Show each line in the entries below that contains the word "automative", reproducing those lines in full.

>> start

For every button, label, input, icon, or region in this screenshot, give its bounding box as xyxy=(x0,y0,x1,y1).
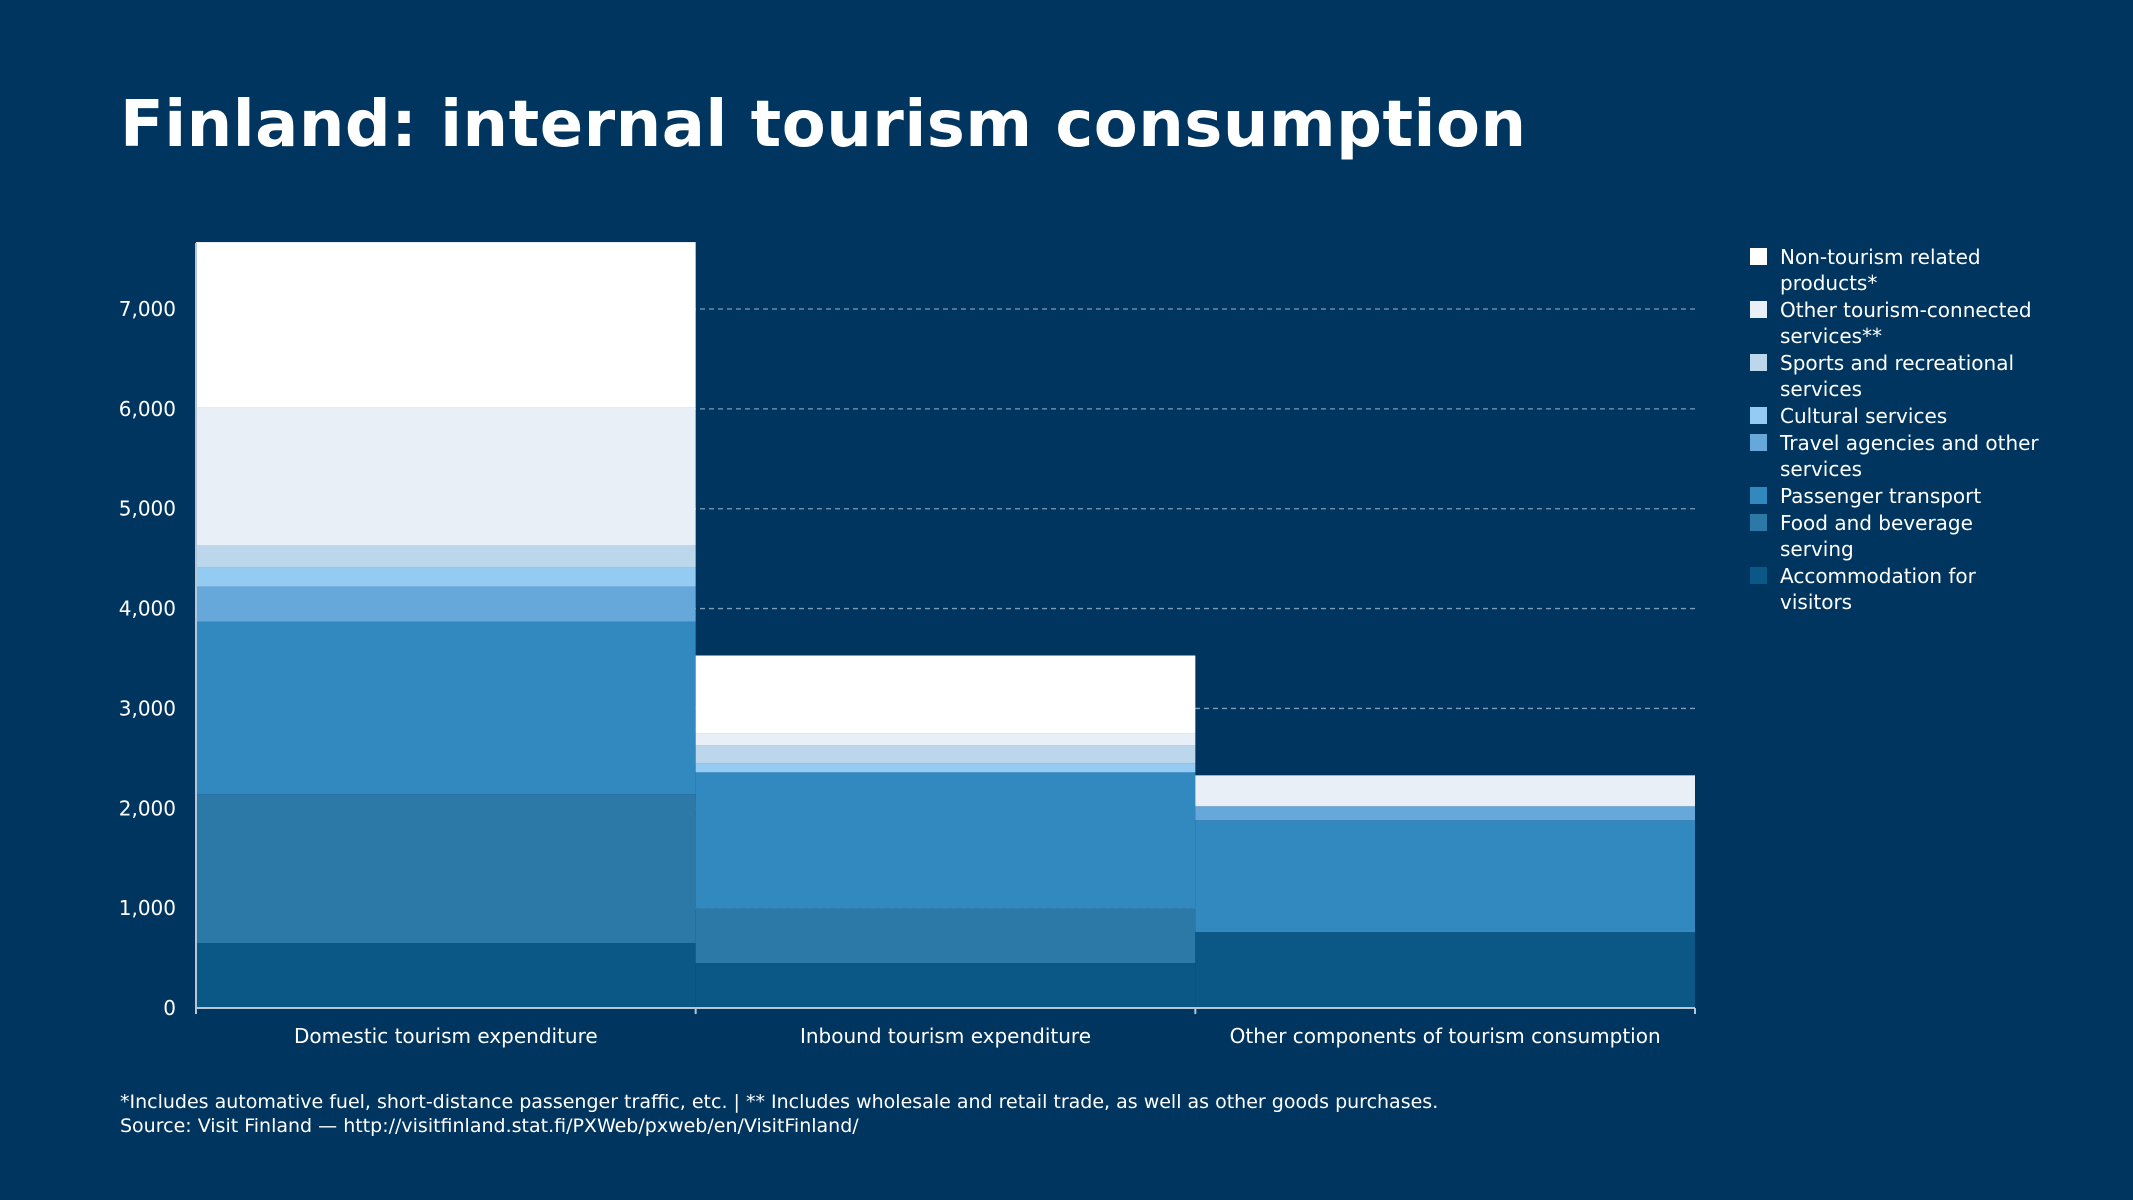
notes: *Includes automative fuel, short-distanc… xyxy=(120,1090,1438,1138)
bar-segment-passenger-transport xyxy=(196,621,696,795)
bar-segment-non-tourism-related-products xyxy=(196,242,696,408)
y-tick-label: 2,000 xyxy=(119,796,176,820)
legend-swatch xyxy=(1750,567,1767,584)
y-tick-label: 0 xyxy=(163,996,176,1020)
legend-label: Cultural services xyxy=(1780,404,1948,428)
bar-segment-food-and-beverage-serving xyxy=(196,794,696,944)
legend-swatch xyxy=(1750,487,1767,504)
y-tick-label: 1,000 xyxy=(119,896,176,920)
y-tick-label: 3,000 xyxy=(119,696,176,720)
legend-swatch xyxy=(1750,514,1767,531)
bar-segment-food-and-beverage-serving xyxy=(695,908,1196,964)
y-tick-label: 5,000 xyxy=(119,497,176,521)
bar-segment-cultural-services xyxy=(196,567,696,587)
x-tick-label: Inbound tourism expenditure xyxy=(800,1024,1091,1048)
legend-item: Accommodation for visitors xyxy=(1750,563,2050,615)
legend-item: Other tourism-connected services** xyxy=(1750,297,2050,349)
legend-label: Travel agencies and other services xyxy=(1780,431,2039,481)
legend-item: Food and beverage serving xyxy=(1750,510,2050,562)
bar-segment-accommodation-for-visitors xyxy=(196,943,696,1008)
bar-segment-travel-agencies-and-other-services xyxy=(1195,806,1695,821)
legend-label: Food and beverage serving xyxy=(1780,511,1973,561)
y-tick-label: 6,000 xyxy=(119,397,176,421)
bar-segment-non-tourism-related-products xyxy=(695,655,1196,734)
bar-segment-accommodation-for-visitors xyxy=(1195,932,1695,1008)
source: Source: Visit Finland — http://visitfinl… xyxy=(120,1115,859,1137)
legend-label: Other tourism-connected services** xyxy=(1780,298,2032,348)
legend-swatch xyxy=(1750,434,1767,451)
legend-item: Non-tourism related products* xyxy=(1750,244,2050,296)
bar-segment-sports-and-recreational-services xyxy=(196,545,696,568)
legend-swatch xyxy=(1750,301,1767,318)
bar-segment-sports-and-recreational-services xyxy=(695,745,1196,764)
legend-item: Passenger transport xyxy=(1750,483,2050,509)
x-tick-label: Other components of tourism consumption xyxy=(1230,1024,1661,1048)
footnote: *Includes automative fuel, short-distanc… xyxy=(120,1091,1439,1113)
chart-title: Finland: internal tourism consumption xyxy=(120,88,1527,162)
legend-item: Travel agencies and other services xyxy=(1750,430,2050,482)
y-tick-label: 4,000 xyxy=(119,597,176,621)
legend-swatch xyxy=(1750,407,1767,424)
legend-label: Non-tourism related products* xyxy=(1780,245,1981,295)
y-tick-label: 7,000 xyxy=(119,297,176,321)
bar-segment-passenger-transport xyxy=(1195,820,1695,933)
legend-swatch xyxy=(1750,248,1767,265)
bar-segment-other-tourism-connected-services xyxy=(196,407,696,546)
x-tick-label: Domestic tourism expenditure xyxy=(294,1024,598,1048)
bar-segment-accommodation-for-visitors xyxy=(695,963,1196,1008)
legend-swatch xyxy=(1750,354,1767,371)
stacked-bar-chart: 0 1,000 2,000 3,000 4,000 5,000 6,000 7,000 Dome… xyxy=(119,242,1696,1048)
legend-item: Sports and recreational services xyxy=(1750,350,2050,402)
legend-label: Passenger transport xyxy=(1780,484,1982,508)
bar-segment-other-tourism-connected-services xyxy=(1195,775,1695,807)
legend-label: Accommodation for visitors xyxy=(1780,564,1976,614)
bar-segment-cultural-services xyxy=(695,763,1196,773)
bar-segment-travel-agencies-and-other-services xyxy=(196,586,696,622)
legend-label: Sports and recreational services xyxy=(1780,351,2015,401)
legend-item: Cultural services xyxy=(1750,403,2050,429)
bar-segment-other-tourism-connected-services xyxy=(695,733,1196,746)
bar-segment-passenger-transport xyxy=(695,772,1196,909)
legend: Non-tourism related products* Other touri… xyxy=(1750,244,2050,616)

>> end

EXERCISE RESPONSE>
notes: *Includes automative fuel, short-distanc… xyxy=(120,1090,1438,1138)
footnote: *Includes automative fuel, short-distanc… xyxy=(120,1091,1439,1113)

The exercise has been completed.